> CHALLENGE
Among the records below, find each line that includes the string "true" and copy it.
Start RAW DATA
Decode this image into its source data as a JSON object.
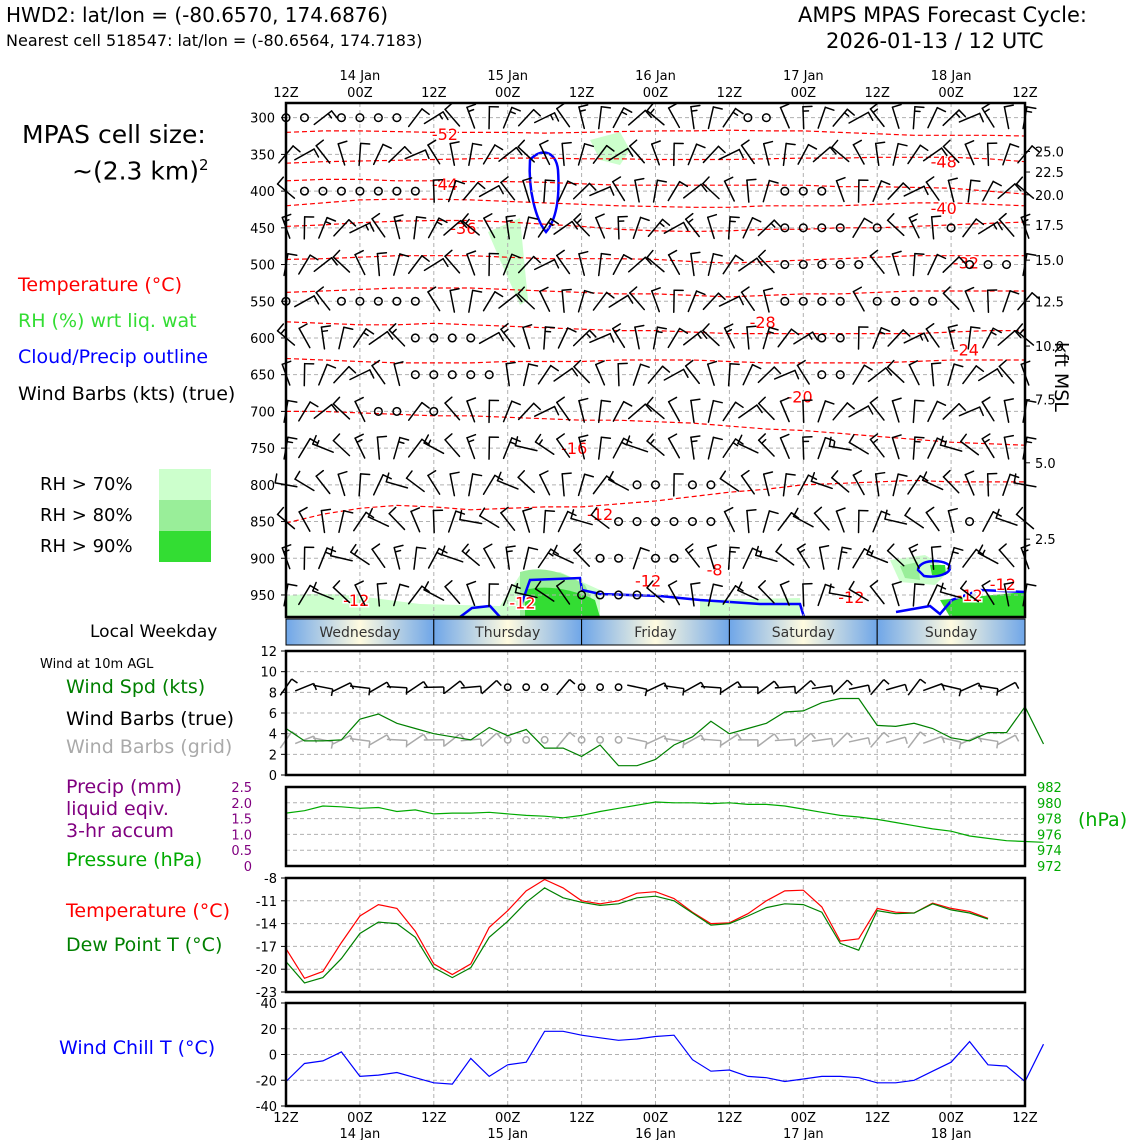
{
  "header": {
    "station": "HWD2: lat/lon = (-80.6570, 174.6876)",
    "nearest_cell": "Nearest cell 518547: lat/lon = (-80.6564, 174.7183)",
    "model_title": "AMPS MPAS Forecast Cycle:",
    "cycle": "2026-01-13 / 12 UTC"
  },
  "cell_size": {
    "line1": "MPAS cell size:",
    "line2": "~(2.3 km)",
    "exp": "2"
  },
  "legend_upper": {
    "temperature": {
      "text": "Temperature (°C)",
      "color": "#ff0000"
    },
    "rh": {
      "text": "RH (%) wrt liq. wat",
      "color": "#33dd33"
    },
    "cloud": {
      "text": "Cloud/Precip outline",
      "color": "#0000ff"
    },
    "barbs": {
      "text": "Wind Barbs (kts) (true)",
      "color": "#000000"
    }
  },
  "rh_legend": [
    {
      "text": "RH > 70%",
      "color": "#ccffcc"
    },
    {
      "text": "RH > 80%",
      "color": "#99ee99"
    },
    {
      "text": "RH > 90%",
      "color": "#33dd33"
    }
  ],
  "local_weekday_label": "Local Weekday",
  "weekdays": [
    "Wednesday",
    "Thursday",
    "Friday",
    "Saturday",
    "Sunday"
  ],
  "wind_panel": {
    "title": "Wind at 10m AGL",
    "spd": {
      "text": "Wind Spd (kts)",
      "color": "#008000"
    },
    "true": {
      "text": "Wind Barbs (true)",
      "color": "#000000"
    },
    "grid": {
      "text": "Wind Barbs (grid)",
      "color": "#aaaaaa"
    }
  },
  "precip_panel": {
    "precip_l1": "Precip (mm)",
    "precip_l2": "liquid eqiv.",
    "precip_l3": "3-hr accum",
    "precip_color": "#800080",
    "pressure": {
      "text": "Pressure (hPa)",
      "color": "#00aa00"
    },
    "hpa_label": "(hPa)"
  },
  "temp_panel": {
    "temp": {
      "text": "Temperature (°C)",
      "color": "#ff0000"
    },
    "dew": {
      "text": "Dew Point T (°C)",
      "color": "#008000"
    }
  },
  "chill_panel": {
    "label": {
      "text": "Wind Chill T (°C)",
      "color": "#0000ff"
    }
  },
  "time_axis": {
    "hours": [
      "12Z",
      "00Z",
      "12Z",
      "00Z",
      "12Z",
      "00Z",
      "12Z",
      "00Z",
      "12Z",
      "00Z",
      "12Z"
    ],
    "dates": [
      "",
      "14 Jan",
      "",
      "15 Jan",
      "",
      "16 Jan",
      "",
      "17 Jan",
      "",
      "18 Jan",
      ""
    ]
  },
  "chart_data": [
    {
      "type": "heatmap",
      "name": "upper-air time-height section",
      "y_ticks_hpa": [
        300,
        350,
        400,
        450,
        500,
        550,
        600,
        650,
        700,
        750,
        800,
        850,
        900,
        950
      ],
      "right_ticks_kft": [
        "25.0",
        "22.5",
        "20.0",
        "17.5",
        "15.0",
        "12.5",
        "10.0",
        "7.5",
        "5.0",
        "2.5"
      ],
      "right_ticks_kft_hpa": [
        346,
        374,
        405,
        446,
        494,
        550,
        611,
        684,
        770,
        874
      ],
      "right_axis_label": "kft MSL",
      "isotherms": [
        {
          "label": "-52",
          "hpa": [
            320,
            318,
            318,
            319,
            320,
            320,
            320,
            321,
            320,
            319,
            318,
            318,
            317,
            318,
            318,
            320,
            322,
            324,
            324,
            324,
            325
          ]
        },
        {
          "label": "-48",
          "hpa": [
            362,
            360,
            359,
            358,
            357,
            356,
            355,
            355,
            356,
            356,
            357,
            357,
            357,
            356,
            355,
            355,
            354,
            354,
            354,
            356,
            360
          ]
        },
        {
          "label": "-44",
          "hpa": [
            386,
            384,
            384,
            386,
            386,
            387,
            387,
            388,
            390,
            392,
            392,
            392,
            392,
            392,
            392,
            394,
            394,
            395,
            396,
            400,
            404
          ]
        },
        {
          "label": "-40",
          "hpa": [
            420,
            416,
            412,
            411,
            411,
            412,
            414,
            416,
            418,
            420,
            421,
            422,
            422,
            420,
            420,
            420,
            418,
            416,
            416,
            418,
            420
          ]
        },
        {
          "label": "-36",
          "hpa": [
            448,
            446,
            443,
            441,
            440,
            440,
            442,
            445,
            448,
            452,
            454,
            455,
            454,
            452,
            452,
            450,
            450,
            448,
            446,
            444,
            442
          ]
        },
        {
          "label": "-32",
          "hpa": [
            493,
            492,
            490,
            488,
            488,
            488,
            490,
            492,
            492,
            492,
            493,
            496,
            498,
            496,
            494,
            492,
            490,
            488,
            488,
            488,
            488
          ]
        },
        {
          "label": "-28",
          "hpa": [
            538,
            536,
            534,
            532,
            532,
            532,
            534,
            536,
            538,
            540,
            540,
            542,
            544,
            542,
            540,
            540,
            538,
            536,
            536,
            536,
            536
          ]
        },
        {
          "label": "-24",
          "hpa": [
            578,
            580,
            582,
            582,
            580,
            582,
            584,
            586,
            588,
            590,
            590,
            592,
            594,
            594,
            594,
            594,
            594,
            594,
            592,
            590,
            590
          ]
        },
        {
          "label": "-20",
          "hpa": [
            628,
            630,
            632,
            634,
            634,
            634,
            632,
            632,
            632,
            630,
            630,
            630,
            632,
            634,
            634,
            634,
            634,
            632,
            630,
            630,
            630
          ]
        },
        {
          "label": "-16",
          "hpa": [
            700,
            700,
            702,
            704,
            706,
            706,
            708,
            710,
            712,
            712,
            714,
            716,
            720,
            724,
            726,
            730,
            734,
            738,
            742,
            744,
            746
          ]
        },
        {
          "label": "-12",
          "hpa": [
            852,
            840,
            832,
            828,
            830,
            834,
            832,
            830,
            830,
            826,
            822,
            816,
            810,
            806,
            800,
            798,
            796,
            794,
            796,
            796,
            796
          ]
        }
      ],
      "isotherm_label_pos": [
        {
          "label": "-52",
          "x_idx": 4.3,
          "hpa": 322
        },
        {
          "label": "-48",
          "x_idx": 17.8,
          "hpa": 360
        },
        {
          "label": "-44",
          "x_idx": 4.3,
          "hpa": 390
        },
        {
          "label": "-40",
          "x_idx": 17.8,
          "hpa": 423
        },
        {
          "label": "-36",
          "x_idx": 4.8,
          "hpa": 450
        },
        {
          "label": "-32",
          "x_idx": 18.4,
          "hpa": 497
        },
        {
          "label": "-28",
          "x_idx": 12.9,
          "hpa": 578
        },
        {
          "label": "-24",
          "x_idx": 18.4,
          "hpa": 616
        },
        {
          "label": "-20",
          "x_idx": 13.9,
          "hpa": 680
        },
        {
          "label": "-16",
          "x_idx": 7.8,
          "hpa": 750
        },
        {
          "label": "-12",
          "x_idx": 8.5,
          "hpa": 840
        },
        {
          "label": "-12",
          "x_idx": 1.9,
          "hpa": 957
        },
        {
          "label": "-12",
          "x_idx": 6.4,
          "hpa": 960
        },
        {
          "label": "-12",
          "x_idx": 9.8,
          "hpa": 930
        },
        {
          "label": "-8",
          "x_idx": 11.6,
          "hpa": 915
        },
        {
          "label": "-12",
          "x_idx": 15.3,
          "hpa": 953
        },
        {
          "label": "-12",
          "x_idx": 18.5,
          "hpa": 950
        },
        {
          "label": "-12",
          "x_idx": 19.4,
          "hpa": 935
        }
      ]
    },
    {
      "type": "line",
      "name": "10m wind speed",
      "x_start_hour": 0,
      "x_step_hours": 3,
      "values": [
        4.5,
        3.3,
        3.3,
        3.4,
        5.4,
        5.9,
        5.0,
        4.5,
        4.0,
        3.7,
        3.4,
        4.6,
        3.8,
        4.4,
        2.6,
        2.6,
        1.8,
        2.9,
        0.9,
        0.9,
        1.5,
        2.9,
        3.7,
        5.2,
        4.0,
        4.5,
        5.0,
        6.1,
        6.2,
        7.0,
        7.4,
        7.4,
        4.8,
        4.7,
        5.0,
        4.5,
        3.6,
        3.3,
        4.1,
        4.1,
        6.6,
        3.0
      ],
      "ylim": [
        0,
        12
      ],
      "yticks": [
        0,
        2,
        4,
        6,
        8,
        10,
        12
      ]
    },
    {
      "type": "line",
      "name": "surface pressure",
      "x_start_hour": 0,
      "x_step_hours": 3,
      "values": [
        978.7,
        979.0,
        979.6,
        979.5,
        979.3,
        979.4,
        978.9,
        979.1,
        978.6,
        978.7,
        978.7,
        978.8,
        978.6,
        978.4,
        978.3,
        978.1,
        978.4,
        978.9,
        979.3,
        979.7,
        980.1,
        980.0,
        980.0,
        979.9,
        980.0,
        979.8,
        979.8,
        979.6,
        979.2,
        978.8,
        978.4,
        978.2,
        977.9,
        977.5,
        977.1,
        976.7,
        976.4,
        975.8,
        975.5,
        975.2,
        975.1,
        975.0
      ],
      "ylim": [
        972,
        982
      ],
      "yticks_left": [
        0,
        0.5,
        1.0,
        1.5,
        2.0,
        2.5
      ],
      "yticks_right": [
        972,
        974,
        976,
        978,
        980,
        982
      ]
    },
    {
      "type": "line",
      "name": "temperature and dew point",
      "x_start_hour": 0,
      "x_step_hours": 3,
      "series": [
        {
          "name": "Temperature",
          "color": "#ff0000",
          "values": [
            -17.3,
            -21.2,
            -20.3,
            -16.5,
            -13.0,
            -11.5,
            -12.0,
            -15.0,
            -19.3,
            -20.7,
            -19.3,
            -14.5,
            -12.3,
            -9.7,
            -8.2,
            -9.3,
            -11.0,
            -11.4,
            -11.0,
            -10.0,
            -9.8,
            -10.7,
            -12.5,
            -14.0,
            -13.9,
            -12.7,
            -11.0,
            -9.7,
            -9.6,
            -11.8,
            -16.3,
            -16.0,
            -12.0,
            -12.5,
            -12.6,
            -11.3,
            -12.0,
            -12.4,
            -13.3
          ]
        },
        {
          "name": "Dew Point",
          "color": "#008000",
          "values": [
            -19.0,
            -21.8,
            -21.1,
            -18.6,
            -15.3,
            -13.8,
            -14.0,
            -15.8,
            -19.8,
            -21.1,
            -19.8,
            -15.8,
            -13.7,
            -11.2,
            -9.3,
            -10.6,
            -11.2,
            -11.6,
            -11.4,
            -10.6,
            -10.4,
            -11.0,
            -12.6,
            -14.2,
            -14.0,
            -13.0,
            -11.9,
            -11.4,
            -11.5,
            -12.5,
            -16.6,
            -17.5,
            -12.3,
            -12.7,
            -12.6,
            -11.4,
            -12.2,
            -12.6,
            -13.4
          ]
        }
      ],
      "ylim": [
        -23,
        -8
      ],
      "yticks": [
        -23,
        -20,
        -17,
        -14,
        -11,
        -8
      ]
    },
    {
      "type": "line",
      "name": "wind chill temperature",
      "x_start_hour": 0,
      "x_step_hours": 3,
      "values": [
        -21,
        -7,
        -5,
        2,
        -17,
        -16,
        -14,
        -18,
        -22,
        -23,
        -3,
        -17,
        -8,
        -6,
        18,
        18,
        15,
        13,
        11,
        12,
        14,
        15,
        -4,
        -13,
        -12,
        -17,
        -18,
        -21,
        -19,
        -17,
        -17,
        -18,
        -22,
        -22,
        -20,
        -13,
        -6,
        10,
        -8,
        -9,
        -21,
        8
      ],
      "ylim": [
        -40,
        40
      ],
      "yticks": [
        -40,
        -20,
        0,
        20,
        40
      ]
    }
  ]
}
End RAW DATA
> SOLVED PROBLEM
      "text": "Wind Barbs (kts) (true)",
    "true": {
      "text": "Wind Barbs (true)",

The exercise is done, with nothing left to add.